INSTRUCTIONS FOR THE TASK. Please rewrite every line of the entries below as a JSON list of strings, one string per line, skipping blank lines. Leave the pictures out of the list.

(Element and coordinate entries)
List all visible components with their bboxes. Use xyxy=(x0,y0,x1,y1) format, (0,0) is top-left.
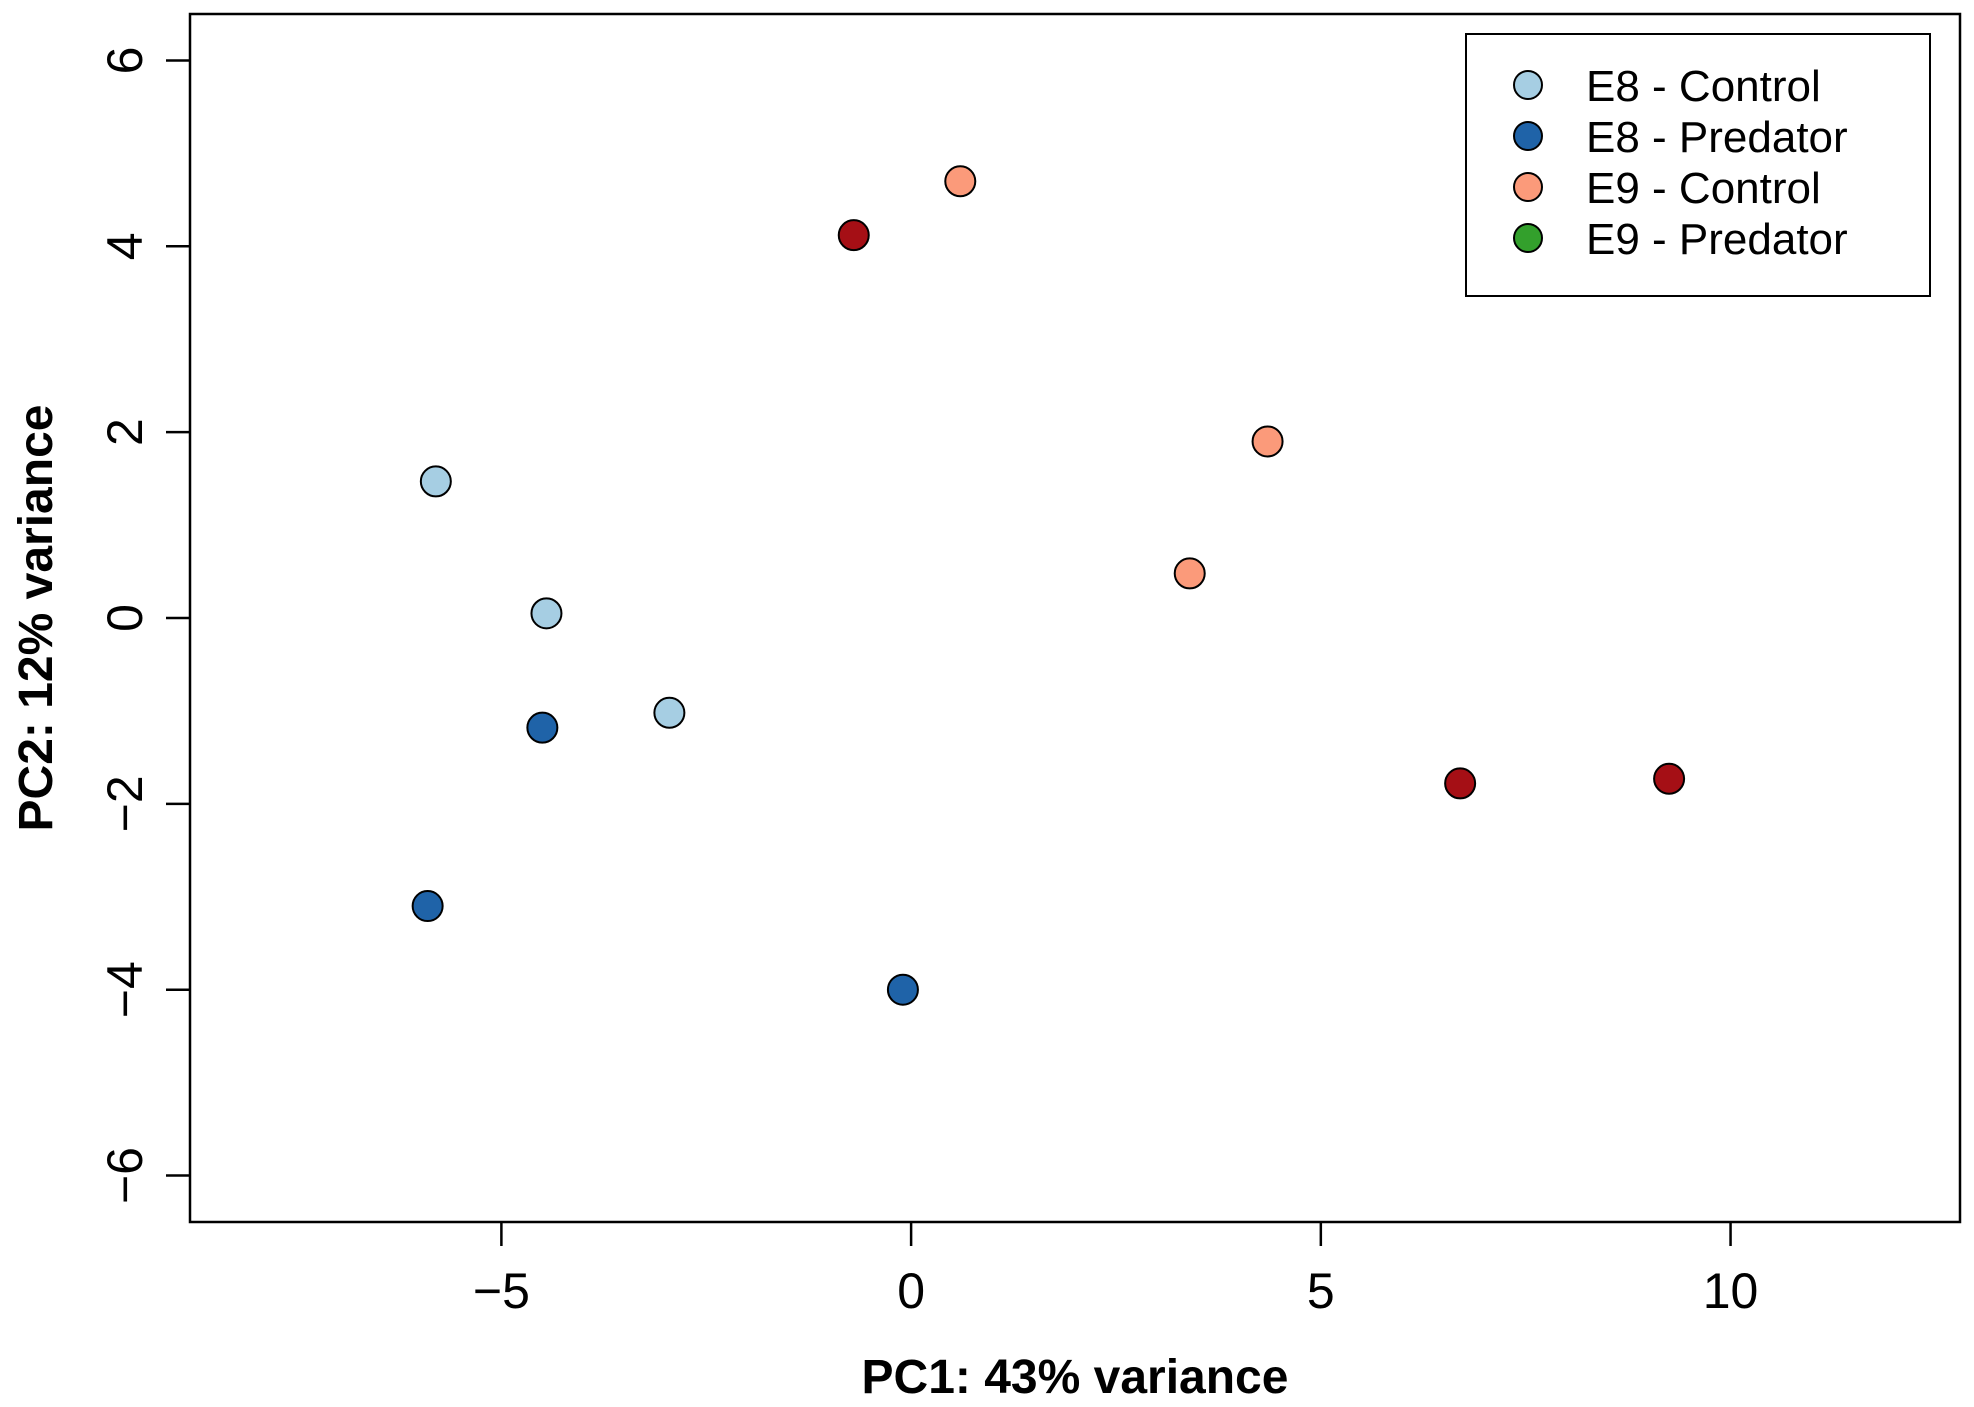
legend-swatch xyxy=(1513,70,1543,100)
data-point xyxy=(1173,557,1206,590)
x-tick-label: 0 xyxy=(897,1263,925,1319)
legend-swatch xyxy=(1513,223,1543,253)
data-point xyxy=(411,890,444,923)
x-tick-label: 10 xyxy=(1703,1263,1759,1319)
x-axis: −5 0 5 10 xyxy=(473,1222,1758,1319)
data-points xyxy=(411,165,1686,1006)
y-tick-label: 0 xyxy=(97,604,153,632)
data-point xyxy=(1653,762,1686,795)
data-point xyxy=(653,696,686,729)
data-point xyxy=(530,597,563,630)
legend-label: E9 - Control xyxy=(1586,164,1821,213)
data-point xyxy=(837,219,870,252)
data-point xyxy=(526,711,559,744)
data-point xyxy=(419,465,452,498)
y-tick-label: −6 xyxy=(97,1147,153,1204)
y-tick-label: −4 xyxy=(97,961,153,1018)
x-tick-label: 5 xyxy=(1307,1263,1335,1319)
legend-label: E8 - Control xyxy=(1586,62,1821,111)
y-tick-label: 6 xyxy=(97,47,153,75)
y-axis-title: PC2: 12% variance xyxy=(10,405,63,832)
legend-swatch xyxy=(1513,172,1543,202)
legend-box xyxy=(1465,33,1931,297)
data-point xyxy=(1444,767,1477,800)
data-point xyxy=(886,973,919,1006)
y-axis: −6 −4 −2 0 2 4 6 xyxy=(97,47,190,1204)
y-tick-label: 4 xyxy=(97,232,153,260)
x-axis-title: PC1: 43% variance xyxy=(862,1351,1289,1404)
y-tick-label: −2 xyxy=(97,775,153,832)
legend-label: E9 - Predator xyxy=(1586,215,1848,264)
legend-label: E8 - Predator xyxy=(1586,113,1848,162)
x-tick-label: −5 xyxy=(473,1263,530,1319)
data-point xyxy=(1251,425,1284,458)
legend-swatch xyxy=(1513,121,1543,151)
data-point xyxy=(944,165,977,198)
y-tick-label: 2 xyxy=(97,418,153,446)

ANSWER TO THE TASK.
[
  "List all visible components with their bboxes. Use xyxy=(x0,y0,x1,y1) format, (0,0) is top-left.",
  "legend-swatch xyxy=(1513,70,1543,100)",
  "data-point xyxy=(1173,557,1206,590)",
  "x-tick-label: 0 xyxy=(897,1263,925,1319)",
  "legend-swatch xyxy=(1513,223,1543,253)",
  "data-point xyxy=(411,890,444,923)",
  "x-tick-label: 10 xyxy=(1703,1263,1759,1319)",
  "x-axis: −5 0 5 10 xyxy=(473,1222,1758,1319)",
  "data-points xyxy=(411,165,1686,1006)",
  "y-tick-label: 0 xyxy=(97,604,153,632)",
  "data-point xyxy=(1653,762,1686,795)",
  "data-point xyxy=(653,696,686,729)",
  "data-point xyxy=(530,597,563,630)",
  "legend-label: E9 - Control xyxy=(1586,164,1821,213)",
  "data-point xyxy=(837,219,870,252)",
  "data-point xyxy=(526,711,559,744)",
  "data-point xyxy=(419,465,452,498)",
  "y-tick-label: −6 xyxy=(97,1147,153,1204)",
  "y-tick-label: −4 xyxy=(97,961,153,1018)",
  "x-tick-label: 5 xyxy=(1307,1263,1335,1319)",
  "legend-label: E8 - Control xyxy=(1586,62,1821,111)",
  "y-tick-label: 6 xyxy=(97,47,153,75)",
  "y-axis-title: PC2: 12% variance xyxy=(10,405,63,832)",
  "legend-swatch xyxy=(1513,172,1543,202)",
  "legend-box xyxy=(1465,33,1931,297)",
  "data-point xyxy=(1444,767,1477,800)",
  "data-point xyxy=(886,973,919,1006)",
  "y-axis: −6 −4 −2 0 2 4 6 xyxy=(97,47,190,1204)",
  "y-tick-label: 4 xyxy=(97,232,153,260)",
  "x-axis-title: PC1: 43% variance xyxy=(862,1351,1289,1404)",
  "y-tick-label: −2 xyxy=(97,775,153,832)",
  "legend-label: E9 - Predator xyxy=(1586,215,1848,264)",
  "legend-label: E8 - Predator xyxy=(1586,113,1848,162)",
  "x-tick-label: −5 xyxy=(473,1263,530,1319)",
  "data-point xyxy=(1251,425,1284,458)",
  "legend-swatch xyxy=(1513,121,1543,151)",
  "data-point xyxy=(944,165,977,198)",
  "y-tick-label: 2 xyxy=(97,418,153,446)"
]